売却

賃貸中のアパートやマンションの売却には立ち退き交渉が必要?

アパート

2023年8月18日

投資用アパート・マンションの売却において、入居者に立ち退いてもらう必要はありません。
むしろ、立ち退いてもらう交渉に労力やお金が掛かる可能性もあるので、入居者がいた状態のままの売却は一般的な選択肢となります。
ここでは、入居者がいる状態で投資用マンション・アパートを売却する「オーナーチェンジ」、どうしても入居者に立ち退いてもらいた場合の対処法、入居者がいる状態のまま物件を売却するメリット・デメリットなどについて解説します。

アパート・マンションの売却で入居者に立ち退いてもらう必要はない

投資用アパート・マンションを売却に際し、入居者がいたとしても立ち退きさせる必要はありません。
入居者がいる状態のまま、問題なく投資用アパート・マンションを売却できます。

入居者がいる状態のままの売却を「オーナーチェンジ」という

入居者がいる状態のまま投資用マンションの売買を行うことを、オーナーチェンジと言います。
アパート・マンションの賃貸借において、法律では入居者保護の視点がベースにありますが、オーナーチェンジは入居者にとって「大家さんが代わる」だけであり、家賃を含めた賃貸借契約の内容も引き継がれることから入居者に大きな不利益はありません。入居者保護の趣旨に反していない取引ですので、法的に問題なくオーナーチェンジができます。

入居者を退去させるには労力とお金が掛かる可能性もある

入居者がいる状態の物件よりも空室の物件のほうが高く売れる可能性もあることから、中には、入居者を立ち退きさせてから売却したいと考えるオーナーもいるでしょう。
しかし、詳しくは後述しますが、正当な事由なくして入居者を立ち退きさせることは、簡単ではありません。交渉の労力や立ち退き料の支払いなど、オーナーは大きな負担を伴う可能性があります。
総合的なプラス・マイナスを考えれば、オーナーチェンジは妥当な選択肢と言えるでしょう。

売却をお急ぎの方は「買取」も選択肢

オーナーチェンジでの売却と立ち退きさせてからの売却、どちらを選択したとしても、売買成立までにやや長めの期間を要することは避けられません。もちろん、売り出しを始めてすぐに理想の買主が見つかる幸運もありますが、一般的には売り出しから売買契約成立まで2~3か月、もしくはそれ以上の期間が掛かると考えたほうが良いでしょう。
時間が掛かっても良いというオーナーでしたら問題ありませんが、中には、何らかの事情があって「多少値引きしてもいいから、とにかくスピード重視で売却したい」という方もいるかもしれません。そのような方には、不動産会社の「買取」という方法をおすすめします。
========================
課題 a>
抜粋の「投資用アパート・マンションの」から「退きさせる必要はありません。」までの部分を、一字も変えずに出力してください。
========================
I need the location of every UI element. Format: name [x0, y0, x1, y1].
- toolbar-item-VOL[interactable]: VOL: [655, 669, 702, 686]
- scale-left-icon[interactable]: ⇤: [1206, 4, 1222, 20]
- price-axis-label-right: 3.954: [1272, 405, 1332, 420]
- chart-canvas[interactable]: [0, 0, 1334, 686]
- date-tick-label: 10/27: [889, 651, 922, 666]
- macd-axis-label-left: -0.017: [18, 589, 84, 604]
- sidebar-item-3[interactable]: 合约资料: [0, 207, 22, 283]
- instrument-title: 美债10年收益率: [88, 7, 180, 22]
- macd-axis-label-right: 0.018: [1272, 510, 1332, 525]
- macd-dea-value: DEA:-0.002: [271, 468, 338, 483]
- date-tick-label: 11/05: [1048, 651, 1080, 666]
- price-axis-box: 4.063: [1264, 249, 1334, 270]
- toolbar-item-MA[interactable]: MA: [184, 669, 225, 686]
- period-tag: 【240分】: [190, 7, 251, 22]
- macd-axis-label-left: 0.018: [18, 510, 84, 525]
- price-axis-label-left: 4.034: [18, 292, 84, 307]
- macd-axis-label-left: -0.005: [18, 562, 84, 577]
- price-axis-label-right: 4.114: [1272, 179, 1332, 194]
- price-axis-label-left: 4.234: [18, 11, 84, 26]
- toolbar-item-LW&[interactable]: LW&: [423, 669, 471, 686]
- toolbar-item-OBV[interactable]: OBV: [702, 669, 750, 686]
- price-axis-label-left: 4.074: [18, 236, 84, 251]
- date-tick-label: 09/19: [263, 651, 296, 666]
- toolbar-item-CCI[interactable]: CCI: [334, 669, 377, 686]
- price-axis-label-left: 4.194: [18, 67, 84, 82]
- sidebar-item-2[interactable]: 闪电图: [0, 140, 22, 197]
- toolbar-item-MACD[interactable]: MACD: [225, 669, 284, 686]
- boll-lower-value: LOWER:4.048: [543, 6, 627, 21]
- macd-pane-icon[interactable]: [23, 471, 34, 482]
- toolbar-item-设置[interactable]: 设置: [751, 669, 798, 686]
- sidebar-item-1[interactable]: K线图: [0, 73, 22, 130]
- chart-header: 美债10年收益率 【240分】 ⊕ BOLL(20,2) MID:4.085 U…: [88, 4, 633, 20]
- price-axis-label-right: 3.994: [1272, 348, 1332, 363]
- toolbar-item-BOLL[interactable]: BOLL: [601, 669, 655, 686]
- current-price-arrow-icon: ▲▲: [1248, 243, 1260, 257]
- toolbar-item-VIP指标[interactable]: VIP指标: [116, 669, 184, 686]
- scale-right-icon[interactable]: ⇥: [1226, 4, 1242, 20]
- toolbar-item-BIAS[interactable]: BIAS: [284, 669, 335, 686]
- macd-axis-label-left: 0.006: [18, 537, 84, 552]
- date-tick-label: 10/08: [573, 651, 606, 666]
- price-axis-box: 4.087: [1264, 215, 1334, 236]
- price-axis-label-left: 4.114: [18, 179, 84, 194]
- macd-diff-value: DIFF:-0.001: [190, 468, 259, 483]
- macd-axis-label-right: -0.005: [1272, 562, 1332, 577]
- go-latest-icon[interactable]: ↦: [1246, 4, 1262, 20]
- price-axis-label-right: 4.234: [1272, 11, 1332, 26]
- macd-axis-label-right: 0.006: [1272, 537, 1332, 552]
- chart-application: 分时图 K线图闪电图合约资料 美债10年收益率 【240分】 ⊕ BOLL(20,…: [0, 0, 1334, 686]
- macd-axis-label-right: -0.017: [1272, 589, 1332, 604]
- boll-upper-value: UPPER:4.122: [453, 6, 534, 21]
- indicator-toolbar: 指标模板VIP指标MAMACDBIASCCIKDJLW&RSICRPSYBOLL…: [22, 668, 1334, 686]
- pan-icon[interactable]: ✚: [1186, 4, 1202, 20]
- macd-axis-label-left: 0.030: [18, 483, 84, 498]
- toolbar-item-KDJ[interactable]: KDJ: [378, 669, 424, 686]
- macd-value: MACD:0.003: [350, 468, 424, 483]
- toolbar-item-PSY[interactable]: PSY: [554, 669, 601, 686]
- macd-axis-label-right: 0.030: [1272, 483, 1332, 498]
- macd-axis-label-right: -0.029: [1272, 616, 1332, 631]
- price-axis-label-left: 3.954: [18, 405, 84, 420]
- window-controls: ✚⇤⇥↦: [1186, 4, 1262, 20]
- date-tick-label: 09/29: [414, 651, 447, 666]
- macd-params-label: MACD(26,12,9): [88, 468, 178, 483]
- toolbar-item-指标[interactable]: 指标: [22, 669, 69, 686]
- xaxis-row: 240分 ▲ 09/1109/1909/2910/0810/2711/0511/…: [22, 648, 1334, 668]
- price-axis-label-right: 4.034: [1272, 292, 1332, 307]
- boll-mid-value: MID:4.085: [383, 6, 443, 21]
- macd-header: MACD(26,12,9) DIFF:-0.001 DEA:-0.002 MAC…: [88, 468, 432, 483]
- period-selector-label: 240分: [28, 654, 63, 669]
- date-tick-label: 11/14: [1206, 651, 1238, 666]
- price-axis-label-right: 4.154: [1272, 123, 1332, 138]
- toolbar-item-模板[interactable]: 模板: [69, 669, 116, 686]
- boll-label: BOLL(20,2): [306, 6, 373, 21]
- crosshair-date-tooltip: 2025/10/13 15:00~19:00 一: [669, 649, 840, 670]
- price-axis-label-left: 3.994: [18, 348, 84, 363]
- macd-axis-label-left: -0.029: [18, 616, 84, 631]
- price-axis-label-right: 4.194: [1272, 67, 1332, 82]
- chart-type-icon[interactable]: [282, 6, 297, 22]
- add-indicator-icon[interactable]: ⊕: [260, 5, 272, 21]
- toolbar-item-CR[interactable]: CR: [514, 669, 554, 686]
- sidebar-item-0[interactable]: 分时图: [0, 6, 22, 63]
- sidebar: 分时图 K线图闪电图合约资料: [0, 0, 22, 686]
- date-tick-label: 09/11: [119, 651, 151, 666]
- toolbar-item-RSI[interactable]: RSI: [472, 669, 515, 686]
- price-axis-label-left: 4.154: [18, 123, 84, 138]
========================
課題 b>
エントリーの冒頭から「- sidebar-item-3[interactable]: 合约资料: [0, 207, 22, 283]」を含む行までの範囲について、「date-tick-label」を「date-label」に変更し、ほかは元のままにして、その範囲だけを示してください。

実行結果 a>
投資用アパート・マンションの売却において、入居者に立ち退いてもらう必要はありません。
むしろ、立ち退いてもらう交渉に労力やお金が掛かる可能性もあるので、入居者がいた状態のままの売却は一般的な選択肢となります。
ここでは、入居者がいる状態で投資用マンション・アパートを売却する「オーナーチェンジ」、どうしても入居者に立ち退いてもらいた場合の対処法、入居者がいる状態のまま物件を売却するメリット・デメリットなどについて解説します。

アパート・マンションの売却で入居者に立ち退いてもらう必要はない

投資用アパート・マンションを売却に際し、入居者がいたとしても立ち退きさせる必要はありません。

実行結果 b>
I need the location of every UI element. Format: name [x0, y0, x1, y1].
- toolbar-item-VOL[interactable]: VOL: [655, 669, 702, 686]
- scale-left-icon[interactable]: ⇤: [1206, 4, 1222, 20]
- price-axis-label-right: 3.954: [1272, 405, 1332, 420]
- chart-canvas[interactable]: [0, 0, 1334, 686]
- date-label: 10/27: [889, 651, 922, 666]
- macd-axis-label-left: -0.017: [18, 589, 84, 604]
- sidebar-item-3[interactable]: 合约资料: [0, 207, 22, 283]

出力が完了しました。